### CONSIGNE
Prolongez le commentaire sur la traduction anglaise d’un texte poétique français en reprenant après sa dernière phrase.

### EXTRAIT DE PAGE
Martèlement de bravoure quand « les filles bouches ouvertes, les filles blanches ouvertes, les filles biches ouvertes massées sur mon passage » devient « the open-mouthed girls, the open white girls, the open-doe girls, l’allitération française impossible à rendre remplacée par un crescendo dérivant en soumission. Le vibrant déferlement verbal qui débute au masculin outré et ne lâche pas de longtemps son souffle de croisière révèle au pénultième paragraphe son essence féminine quand s’alentit et se précise le thème du dénudement (« délogeaient le pied de sa chape de cuir et apparaissait le pied dans toute sa cambrure, sa beauté, sa liberté, les nuits de R. devenues des nuits de débauche […] se dénuder un peu plus et dans cette vie se dénuder encore, dérouler sa singularité […] braver le monde ». Et dans la péroraison la poète reprend la parole au féminin, se reportant aux pieds nus de son personnage et à son visage nu pour proclamer sa poélitiquement correcte dénonciation, elle « la fille bouche ouverte, la fille brèche ouverte, la fille à cœur ouvert. »

### DOCUMENTS FOURNIS
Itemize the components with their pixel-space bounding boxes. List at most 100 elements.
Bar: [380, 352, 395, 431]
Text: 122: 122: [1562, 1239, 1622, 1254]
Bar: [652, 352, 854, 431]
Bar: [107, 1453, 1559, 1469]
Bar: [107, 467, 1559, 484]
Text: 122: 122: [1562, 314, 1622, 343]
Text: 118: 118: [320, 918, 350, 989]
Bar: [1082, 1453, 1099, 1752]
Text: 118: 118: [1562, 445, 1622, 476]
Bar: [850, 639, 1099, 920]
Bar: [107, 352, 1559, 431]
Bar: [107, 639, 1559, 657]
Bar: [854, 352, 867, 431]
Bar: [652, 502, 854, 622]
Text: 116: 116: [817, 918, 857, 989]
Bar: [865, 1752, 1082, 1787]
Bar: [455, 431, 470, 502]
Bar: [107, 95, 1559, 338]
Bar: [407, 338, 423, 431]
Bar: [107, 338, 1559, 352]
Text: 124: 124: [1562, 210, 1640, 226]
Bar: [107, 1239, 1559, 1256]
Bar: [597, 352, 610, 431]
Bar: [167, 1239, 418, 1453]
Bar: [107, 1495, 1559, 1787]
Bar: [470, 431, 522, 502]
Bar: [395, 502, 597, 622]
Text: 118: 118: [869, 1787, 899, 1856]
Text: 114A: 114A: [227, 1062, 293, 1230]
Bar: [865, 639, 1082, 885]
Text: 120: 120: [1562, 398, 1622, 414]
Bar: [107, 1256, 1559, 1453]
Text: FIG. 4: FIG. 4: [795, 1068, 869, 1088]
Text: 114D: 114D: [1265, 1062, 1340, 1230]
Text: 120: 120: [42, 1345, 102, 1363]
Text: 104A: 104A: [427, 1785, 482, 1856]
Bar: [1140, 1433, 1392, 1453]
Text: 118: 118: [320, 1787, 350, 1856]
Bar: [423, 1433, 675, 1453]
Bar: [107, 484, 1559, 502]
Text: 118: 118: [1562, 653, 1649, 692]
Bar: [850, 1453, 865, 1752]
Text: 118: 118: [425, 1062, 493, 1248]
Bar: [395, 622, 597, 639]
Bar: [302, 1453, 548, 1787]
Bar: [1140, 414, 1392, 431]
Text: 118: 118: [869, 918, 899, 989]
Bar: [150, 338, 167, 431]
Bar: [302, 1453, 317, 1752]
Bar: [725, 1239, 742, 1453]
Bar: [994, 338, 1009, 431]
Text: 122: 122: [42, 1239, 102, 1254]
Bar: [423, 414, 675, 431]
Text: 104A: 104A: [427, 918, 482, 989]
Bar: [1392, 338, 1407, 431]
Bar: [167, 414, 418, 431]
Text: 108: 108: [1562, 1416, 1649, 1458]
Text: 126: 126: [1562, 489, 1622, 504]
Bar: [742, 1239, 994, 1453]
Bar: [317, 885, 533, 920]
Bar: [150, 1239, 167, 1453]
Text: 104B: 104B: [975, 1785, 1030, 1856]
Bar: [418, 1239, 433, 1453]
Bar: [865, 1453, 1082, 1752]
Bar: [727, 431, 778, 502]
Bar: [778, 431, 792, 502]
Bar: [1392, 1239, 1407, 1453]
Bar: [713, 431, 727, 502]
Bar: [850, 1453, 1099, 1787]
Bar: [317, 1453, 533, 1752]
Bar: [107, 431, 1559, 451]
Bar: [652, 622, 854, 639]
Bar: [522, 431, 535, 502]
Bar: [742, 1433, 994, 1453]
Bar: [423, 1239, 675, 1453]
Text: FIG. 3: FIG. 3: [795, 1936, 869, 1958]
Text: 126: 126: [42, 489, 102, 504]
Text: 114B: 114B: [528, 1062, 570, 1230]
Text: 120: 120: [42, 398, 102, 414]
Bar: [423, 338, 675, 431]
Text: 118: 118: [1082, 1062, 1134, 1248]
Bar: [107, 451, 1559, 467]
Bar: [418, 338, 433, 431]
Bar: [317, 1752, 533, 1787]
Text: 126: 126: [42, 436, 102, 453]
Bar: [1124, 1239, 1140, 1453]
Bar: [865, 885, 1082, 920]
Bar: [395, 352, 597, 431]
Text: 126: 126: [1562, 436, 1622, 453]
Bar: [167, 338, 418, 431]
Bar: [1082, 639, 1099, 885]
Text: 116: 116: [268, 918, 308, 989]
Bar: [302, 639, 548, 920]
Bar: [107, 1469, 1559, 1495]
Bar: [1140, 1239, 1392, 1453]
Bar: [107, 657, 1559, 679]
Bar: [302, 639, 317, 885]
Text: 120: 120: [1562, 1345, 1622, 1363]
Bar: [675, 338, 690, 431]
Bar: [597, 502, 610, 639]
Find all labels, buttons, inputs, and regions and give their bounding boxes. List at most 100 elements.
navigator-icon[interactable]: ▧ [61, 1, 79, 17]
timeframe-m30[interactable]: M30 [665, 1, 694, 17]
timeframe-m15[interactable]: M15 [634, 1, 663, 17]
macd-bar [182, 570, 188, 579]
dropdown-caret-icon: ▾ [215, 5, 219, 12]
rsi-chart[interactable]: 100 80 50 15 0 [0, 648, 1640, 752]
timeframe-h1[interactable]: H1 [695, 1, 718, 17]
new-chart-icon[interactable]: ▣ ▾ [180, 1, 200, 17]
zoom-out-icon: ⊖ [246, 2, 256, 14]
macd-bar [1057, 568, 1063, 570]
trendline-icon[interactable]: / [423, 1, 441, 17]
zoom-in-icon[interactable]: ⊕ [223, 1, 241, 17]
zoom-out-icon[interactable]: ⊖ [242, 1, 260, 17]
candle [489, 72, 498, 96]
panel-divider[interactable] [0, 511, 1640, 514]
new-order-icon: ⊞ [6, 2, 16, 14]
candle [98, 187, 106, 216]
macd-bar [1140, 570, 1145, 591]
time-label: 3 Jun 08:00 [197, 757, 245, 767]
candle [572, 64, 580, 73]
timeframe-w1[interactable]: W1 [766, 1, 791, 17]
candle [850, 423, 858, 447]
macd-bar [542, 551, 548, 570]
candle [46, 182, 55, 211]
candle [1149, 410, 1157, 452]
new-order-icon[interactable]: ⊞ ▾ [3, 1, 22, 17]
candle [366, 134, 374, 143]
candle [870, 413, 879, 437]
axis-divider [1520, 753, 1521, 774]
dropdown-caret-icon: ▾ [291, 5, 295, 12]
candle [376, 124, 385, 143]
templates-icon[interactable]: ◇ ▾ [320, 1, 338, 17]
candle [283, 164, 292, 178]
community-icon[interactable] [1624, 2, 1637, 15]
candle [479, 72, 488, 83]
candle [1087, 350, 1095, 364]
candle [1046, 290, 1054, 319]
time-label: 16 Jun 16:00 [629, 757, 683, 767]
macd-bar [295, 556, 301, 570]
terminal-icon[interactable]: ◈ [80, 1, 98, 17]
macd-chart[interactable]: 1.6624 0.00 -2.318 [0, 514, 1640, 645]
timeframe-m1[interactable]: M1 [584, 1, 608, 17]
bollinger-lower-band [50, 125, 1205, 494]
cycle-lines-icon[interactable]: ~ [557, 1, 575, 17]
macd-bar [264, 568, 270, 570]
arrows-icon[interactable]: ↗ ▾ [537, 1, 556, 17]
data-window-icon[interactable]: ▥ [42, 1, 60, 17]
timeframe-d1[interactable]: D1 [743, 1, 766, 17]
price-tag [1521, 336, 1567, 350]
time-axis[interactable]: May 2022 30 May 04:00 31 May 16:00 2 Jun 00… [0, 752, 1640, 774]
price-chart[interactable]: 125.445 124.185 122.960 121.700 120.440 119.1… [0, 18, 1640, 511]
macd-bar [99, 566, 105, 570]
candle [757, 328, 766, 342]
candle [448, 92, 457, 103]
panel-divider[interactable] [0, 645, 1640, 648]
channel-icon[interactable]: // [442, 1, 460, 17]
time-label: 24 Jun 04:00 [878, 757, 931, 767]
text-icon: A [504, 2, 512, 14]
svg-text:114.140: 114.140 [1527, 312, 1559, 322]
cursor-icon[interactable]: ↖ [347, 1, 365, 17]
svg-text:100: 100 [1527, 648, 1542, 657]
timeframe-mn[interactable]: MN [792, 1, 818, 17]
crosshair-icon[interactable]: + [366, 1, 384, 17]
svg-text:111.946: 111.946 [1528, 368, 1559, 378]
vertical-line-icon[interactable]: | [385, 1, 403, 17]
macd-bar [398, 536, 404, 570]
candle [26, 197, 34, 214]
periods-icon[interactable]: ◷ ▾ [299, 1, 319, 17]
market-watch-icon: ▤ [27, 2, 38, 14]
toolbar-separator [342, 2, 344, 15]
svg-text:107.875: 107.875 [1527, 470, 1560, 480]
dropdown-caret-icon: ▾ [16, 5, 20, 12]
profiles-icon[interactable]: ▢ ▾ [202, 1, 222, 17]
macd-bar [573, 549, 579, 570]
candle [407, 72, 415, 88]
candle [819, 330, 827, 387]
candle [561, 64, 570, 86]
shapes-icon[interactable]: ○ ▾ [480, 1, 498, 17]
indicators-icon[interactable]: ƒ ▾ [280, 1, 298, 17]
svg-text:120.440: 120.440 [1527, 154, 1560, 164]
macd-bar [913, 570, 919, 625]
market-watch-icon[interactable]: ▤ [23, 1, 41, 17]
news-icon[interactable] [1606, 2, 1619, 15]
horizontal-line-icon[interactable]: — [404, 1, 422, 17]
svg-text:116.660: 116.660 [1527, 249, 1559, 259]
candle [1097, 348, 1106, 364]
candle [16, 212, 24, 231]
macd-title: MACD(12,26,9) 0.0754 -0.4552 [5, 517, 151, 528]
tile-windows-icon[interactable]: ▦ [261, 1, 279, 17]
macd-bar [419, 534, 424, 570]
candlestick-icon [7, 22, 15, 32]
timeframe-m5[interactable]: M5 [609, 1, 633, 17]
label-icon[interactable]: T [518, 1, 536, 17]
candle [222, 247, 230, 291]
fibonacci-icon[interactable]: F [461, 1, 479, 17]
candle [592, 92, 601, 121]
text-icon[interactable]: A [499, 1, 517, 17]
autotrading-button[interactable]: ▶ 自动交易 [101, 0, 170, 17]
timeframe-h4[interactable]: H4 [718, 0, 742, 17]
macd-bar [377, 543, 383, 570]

### RÉPONSE ATTENDUE
 

Giflé le franglais à tour de reins.

 

Dans l’un et l’autre poème apparaît un « scalzi » (déchaussés en italien), le bilinguisme recélant souvent un trilinguisme occulte ou perdu.

 

Interdit d’interdire. Sous les pavés (textuels) la plage. Un demi-siècle après, les dernières conquêtes de la liberté se sont superbement, secrètement retirées en R., au pays du Verbe.